• _SUPPLIED DATA_:
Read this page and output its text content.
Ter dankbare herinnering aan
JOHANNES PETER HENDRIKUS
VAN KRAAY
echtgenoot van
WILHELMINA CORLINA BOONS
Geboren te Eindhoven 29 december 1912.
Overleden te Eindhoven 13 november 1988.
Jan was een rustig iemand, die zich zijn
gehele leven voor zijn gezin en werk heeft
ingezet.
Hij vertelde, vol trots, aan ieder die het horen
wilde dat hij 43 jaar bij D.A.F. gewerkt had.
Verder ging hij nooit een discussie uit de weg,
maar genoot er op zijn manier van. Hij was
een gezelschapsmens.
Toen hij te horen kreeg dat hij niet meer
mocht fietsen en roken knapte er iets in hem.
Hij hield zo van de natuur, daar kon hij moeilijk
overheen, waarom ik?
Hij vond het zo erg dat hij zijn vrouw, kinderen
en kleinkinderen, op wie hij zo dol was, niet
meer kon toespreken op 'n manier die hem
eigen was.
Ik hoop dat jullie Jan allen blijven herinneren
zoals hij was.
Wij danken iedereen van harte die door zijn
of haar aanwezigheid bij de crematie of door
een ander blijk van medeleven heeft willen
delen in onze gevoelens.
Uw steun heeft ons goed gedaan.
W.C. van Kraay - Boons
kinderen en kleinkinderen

• _EXERCISE DESCRIPTION_: Restate the records, all of them, precisely as written.

• _REPLY_:
Read this page and output its text content.
Ter dankbare herinnering aan
JOHANNES PETER HENDRIKUS
VAN KRAAY
echtgenoot van
WILHELMINA CORLINA BOONS
Geboren te Eindhoven 29 december 1912.
Overleden te Eindhoven 13 november 1988.
Jan was een rustig iemand, die zich zijn
gehele leven voor zijn gezin en werk heeft
ingezet.
Hij vertelde, vol trots, aan ieder die het horen
wilde dat hij 43 jaar bij D.A.F. gewerkt had.
Verder ging hij nooit een discussie uit de weg,
maar genoot er op zijn manier van. Hij was
een gezelschapsmens.
Toen hij te horen kreeg dat hij niet meer
mocht fietsen en roken knapte er iets in hem.
Hij hield zo van de natuur, daar kon hij moeilijk
overheen, waarom ik?
Hij vond het zo erg dat hij zijn vrouw, kinderen
en kleinkinderen, op wie hij zo dol was, niet
meer kon toespreken op 'n manier die hem
eigen was.
Ik hoop dat jullie Jan allen blijven herinneren
zoals hij was.
Wij danken iedereen van harte die door zijn
of haar aanwezigheid bij de crematie of door
een ander blijk van medeleven heeft willen
delen in onze gevoelens.
Uw steun heeft ons goed gedaan.
W.C. van Kraay - Boons
kinderen en kleinkinderen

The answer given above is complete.